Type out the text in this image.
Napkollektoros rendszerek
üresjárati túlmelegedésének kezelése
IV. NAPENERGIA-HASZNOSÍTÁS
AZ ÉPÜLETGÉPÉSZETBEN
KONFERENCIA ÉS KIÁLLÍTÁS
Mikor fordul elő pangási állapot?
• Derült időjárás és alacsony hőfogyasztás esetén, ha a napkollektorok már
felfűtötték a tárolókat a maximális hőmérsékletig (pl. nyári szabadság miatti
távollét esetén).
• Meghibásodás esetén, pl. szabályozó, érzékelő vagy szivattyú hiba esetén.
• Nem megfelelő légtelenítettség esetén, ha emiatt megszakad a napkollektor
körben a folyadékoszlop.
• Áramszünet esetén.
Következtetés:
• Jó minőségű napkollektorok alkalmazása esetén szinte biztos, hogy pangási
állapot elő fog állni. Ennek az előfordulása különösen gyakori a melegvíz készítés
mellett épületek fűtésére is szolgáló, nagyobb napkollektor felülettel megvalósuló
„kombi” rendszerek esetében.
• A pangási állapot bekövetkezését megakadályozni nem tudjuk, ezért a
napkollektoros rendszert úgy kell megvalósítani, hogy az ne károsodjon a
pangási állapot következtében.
= = = = =
# EXERCISE TASK:
Extract the listing in its entirety, matching it exactly.

# COMPLETE ANSWER:
Type out the text in this image.
Napkollektoros rendszerek
üresjárati túlmelegedésének kezelése
IV. NAPENERGIA-HASZNOSÍTÁS
AZ ÉPÜLETGÉPÉSZETBEN
KONFERENCIA ÉS KIÁLLÍTÁS
Mikor fordul elő pangási állapot?
• Derült időjárás és alacsony hőfogyasztás esetén, ha a napkollektorok már
felfűtötték a tárolókat a maximális hőmérsékletig (pl. nyári szabadság miatti
távollét esetén).
• Meghibásodás esetén, pl. szabályozó, érzékelő vagy szivattyú hiba esetén.
• Nem megfelelő légtelenítettség esetén, ha emiatt megszakad a napkollektor
körben a folyadékoszlop.
• Áramszünet esetén.
Következtetés:
• Jó minőségű napkollektorok alkalmazása esetén szinte biztos, hogy pangási
állapot elő fog állni. Ennek az előfordulása különösen gyakori a melegvíz készítés
mellett épületek fűtésére is szolgáló, nagyobb napkollektor felülettel megvalósuló
„kombi” rendszerek esetében.
• A pangási állapot bekövetkezését megakadályozni nem tudjuk, ezért a
napkollektoros rendszert úgy kell megvalósítani, hogy az ne károsodjon a
pangási állapot következtében.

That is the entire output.